- **Dataset**
--*--
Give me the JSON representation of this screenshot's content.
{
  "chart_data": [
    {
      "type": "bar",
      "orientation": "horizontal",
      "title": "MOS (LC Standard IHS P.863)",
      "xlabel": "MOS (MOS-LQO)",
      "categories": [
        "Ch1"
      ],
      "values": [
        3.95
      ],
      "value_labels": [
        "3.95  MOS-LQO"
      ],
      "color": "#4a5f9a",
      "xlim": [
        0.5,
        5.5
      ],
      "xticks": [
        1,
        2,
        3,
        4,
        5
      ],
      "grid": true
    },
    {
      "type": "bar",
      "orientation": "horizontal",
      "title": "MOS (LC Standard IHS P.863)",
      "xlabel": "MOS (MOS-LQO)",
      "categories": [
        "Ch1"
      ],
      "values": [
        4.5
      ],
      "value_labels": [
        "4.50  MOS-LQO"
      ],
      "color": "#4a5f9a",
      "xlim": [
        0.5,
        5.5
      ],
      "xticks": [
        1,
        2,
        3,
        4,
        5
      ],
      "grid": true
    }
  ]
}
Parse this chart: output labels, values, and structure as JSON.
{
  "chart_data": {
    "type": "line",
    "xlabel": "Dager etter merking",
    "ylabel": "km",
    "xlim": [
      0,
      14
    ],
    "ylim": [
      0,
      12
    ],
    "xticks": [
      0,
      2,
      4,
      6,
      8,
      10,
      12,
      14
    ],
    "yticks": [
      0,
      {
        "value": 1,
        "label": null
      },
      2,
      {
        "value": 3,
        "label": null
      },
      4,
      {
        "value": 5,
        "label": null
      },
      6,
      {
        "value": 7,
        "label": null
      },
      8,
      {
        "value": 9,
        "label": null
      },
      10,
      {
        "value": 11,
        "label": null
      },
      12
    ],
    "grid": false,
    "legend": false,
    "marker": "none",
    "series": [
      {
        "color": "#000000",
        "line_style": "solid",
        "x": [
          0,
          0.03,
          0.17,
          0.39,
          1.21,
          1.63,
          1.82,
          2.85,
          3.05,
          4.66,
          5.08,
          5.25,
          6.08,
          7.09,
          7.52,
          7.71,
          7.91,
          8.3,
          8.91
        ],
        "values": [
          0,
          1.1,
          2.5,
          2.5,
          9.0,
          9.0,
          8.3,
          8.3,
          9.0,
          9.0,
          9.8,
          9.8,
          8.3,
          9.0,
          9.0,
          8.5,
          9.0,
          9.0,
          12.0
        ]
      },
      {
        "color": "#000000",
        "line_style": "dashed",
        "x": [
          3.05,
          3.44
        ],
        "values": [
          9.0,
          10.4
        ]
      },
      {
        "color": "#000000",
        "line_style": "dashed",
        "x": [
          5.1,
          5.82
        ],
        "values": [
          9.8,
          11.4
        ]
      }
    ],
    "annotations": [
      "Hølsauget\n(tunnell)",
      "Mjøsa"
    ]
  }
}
--*--
- **Instruction**
State only the number of lines in these entries that contain "JSON".

- **Finished exercise**
2